[Begin Recorded information]
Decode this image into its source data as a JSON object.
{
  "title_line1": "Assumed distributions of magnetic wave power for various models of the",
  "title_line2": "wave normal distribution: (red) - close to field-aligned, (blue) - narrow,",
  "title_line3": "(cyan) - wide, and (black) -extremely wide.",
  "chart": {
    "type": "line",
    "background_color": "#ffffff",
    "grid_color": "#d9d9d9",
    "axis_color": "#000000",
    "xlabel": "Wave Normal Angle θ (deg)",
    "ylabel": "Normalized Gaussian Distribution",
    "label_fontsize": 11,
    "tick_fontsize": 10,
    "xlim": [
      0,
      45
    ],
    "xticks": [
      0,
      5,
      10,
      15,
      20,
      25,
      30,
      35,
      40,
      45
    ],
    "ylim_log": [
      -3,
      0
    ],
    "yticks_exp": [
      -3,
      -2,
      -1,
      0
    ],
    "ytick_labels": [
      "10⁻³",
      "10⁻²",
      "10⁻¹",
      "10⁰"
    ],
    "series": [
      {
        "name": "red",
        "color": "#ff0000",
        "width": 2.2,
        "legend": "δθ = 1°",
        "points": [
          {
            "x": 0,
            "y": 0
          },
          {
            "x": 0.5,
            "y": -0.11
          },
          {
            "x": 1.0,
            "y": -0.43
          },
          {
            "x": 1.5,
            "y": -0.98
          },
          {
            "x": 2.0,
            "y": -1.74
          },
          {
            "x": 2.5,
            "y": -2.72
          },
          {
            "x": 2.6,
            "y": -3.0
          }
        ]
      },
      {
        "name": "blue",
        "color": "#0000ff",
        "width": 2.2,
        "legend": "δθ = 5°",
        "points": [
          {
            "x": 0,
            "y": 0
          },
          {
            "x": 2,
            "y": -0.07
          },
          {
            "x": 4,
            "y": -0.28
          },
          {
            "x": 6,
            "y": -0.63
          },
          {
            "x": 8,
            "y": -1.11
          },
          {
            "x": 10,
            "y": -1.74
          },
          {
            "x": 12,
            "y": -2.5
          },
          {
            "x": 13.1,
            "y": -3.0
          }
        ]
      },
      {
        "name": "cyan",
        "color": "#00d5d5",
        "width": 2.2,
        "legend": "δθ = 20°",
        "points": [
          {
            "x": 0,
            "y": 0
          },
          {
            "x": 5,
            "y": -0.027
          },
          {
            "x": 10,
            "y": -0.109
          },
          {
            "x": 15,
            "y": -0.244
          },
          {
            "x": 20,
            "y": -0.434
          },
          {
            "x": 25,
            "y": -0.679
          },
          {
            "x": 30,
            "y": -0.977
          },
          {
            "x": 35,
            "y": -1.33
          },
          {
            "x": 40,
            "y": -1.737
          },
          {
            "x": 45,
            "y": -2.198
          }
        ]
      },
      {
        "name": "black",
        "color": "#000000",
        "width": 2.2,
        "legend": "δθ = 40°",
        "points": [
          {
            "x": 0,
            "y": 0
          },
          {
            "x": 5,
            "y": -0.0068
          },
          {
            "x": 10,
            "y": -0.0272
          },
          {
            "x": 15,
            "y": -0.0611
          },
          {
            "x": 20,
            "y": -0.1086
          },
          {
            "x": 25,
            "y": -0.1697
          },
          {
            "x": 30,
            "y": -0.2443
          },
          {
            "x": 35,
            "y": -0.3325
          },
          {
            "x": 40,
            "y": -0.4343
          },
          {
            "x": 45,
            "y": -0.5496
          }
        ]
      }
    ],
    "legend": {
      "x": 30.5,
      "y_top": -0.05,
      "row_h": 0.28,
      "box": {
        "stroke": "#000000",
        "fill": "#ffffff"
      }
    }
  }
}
[End Recorded information]
Exercise description ▸ All of the data above should be transcribed exactly.

Full solution ▸
Decode this image into its source data as a JSON object.
{
  "title_line1": "Assumed distributions of magnetic wave power for various models of the",
  "title_line2": "wave normal distribution: (red) - close to field-aligned, (blue) - narrow,",
  "title_line3": "(cyan) - wide, and (black) -extremely wide.",
  "chart": {
    "type": "line",
    "background_color": "#ffffff",
    "grid_color": "#d9d9d9",
    "axis_color": "#000000",
    "xlabel": "Wave Normal Angle θ (deg)",
    "ylabel": "Normalized Gaussian Distribution",
    "label_fontsize": 11,
    "tick_fontsize": 10,
    "xlim": [
      0,
      45
    ],
    "xticks": [
      0,
      5,
      10,
      15,
      20,
      25,
      30,
      35,
      40,
      45
    ],
    "ylim_log": [
      -3,
      0
    ],
    "yticks_exp": [
      -3,
      -2,
      -1,
      0
    ],
    "ytick_labels": [
      "10⁻³",
      "10⁻²",
      "10⁻¹",
      "10⁰"
    ],
    "series": [
      {
        "name": "red",
        "color": "#ff0000",
        "width": 2.2,
        "legend": "δθ = 1°",
        "points": [
          {
            "x": 0,
            "y": 0
          },
          {
            "x": 0.5,
            "y": -0.11
          },
          {
            "x": 1.0,
            "y": -0.43
          },
          {
            "x": 1.5,
            "y": -0.98
          },
          {
            "x": 2.0,
            "y": -1.74
          },
          {
            "x": 2.5,
            "y": -2.72
          },
          {
            "x": 2.6,
            "y": -3.0
          }
        ]
      },
      {
        "name": "blue",
        "color": "#0000ff",
        "width": 2.2,
        "legend": "δθ = 5°",
        "points": [
          {
            "x": 0,
            "y": 0
          },
          {
            "x": 2,
            "y": -0.07
          },
          {
            "x": 4,
            "y": -0.28
          },
          {
            "x": 6,
            "y": -0.63
          },
          {
            "x": 8,
            "y": -1.11
          },
          {
            "x": 10,
            "y": -1.74
          },
          {
            "x": 12,
            "y": -2.5
          },
          {
            "x": 13.1,
            "y": -3.0
          }
        ]
      },
      {
        "name": "cyan",
        "color": "#00d5d5",
        "width": 2.2,
        "legend": "δθ = 20°",
        "points": [
          {
            "x": 0,
            "y": 0
          },
          {
            "x": 5,
            "y": -0.027
          },
          {
            "x": 10,
            "y": -0.109
          },
          {
            "x": 15,
            "y": -0.244
          },
          {
            "x": 20,
            "y": -0.434
          },
          {
            "x": 25,
            "y": -0.679
          },
          {
            "x": 30,
            "y": -0.977
          },
          {
            "x": 35,
            "y": -1.33
          },
          {
            "x": 40,
            "y": -1.737
          },
          {
            "x": 45,
            "y": -2.198
          }
        ]
      },
      {
        "name": "black",
        "color": "#000000",
        "width": 2.2,
        "legend": "δθ = 40°",
        "points": [
          {
            "x": 0,
            "y": 0
          },
          {
            "x": 5,
            "y": -0.0068
          },
          {
            "x": 10,
            "y": -0.0272
          },
          {
            "x": 15,
            "y": -0.0611
          },
          {
            "x": 20,
            "y": -0.1086
          },
          {
            "x": 25,
            "y": -0.1697
          },
          {
            "x": 30,
            "y": -0.2443
          },
          {
            "x": 35,
            "y": -0.3325
          },
          {
            "x": 40,
            "y": -0.4343
          },
          {
            "x": 45,
            "y": -0.5496
          }
        ]
      }
    ],
    "legend": {
      "x": 30.5,
      "y_top": -0.05,
      "row_h": 0.28,
      "box": {
        "stroke": "#000000",
        "fill": "#ffffff"
      }
    }
  }
}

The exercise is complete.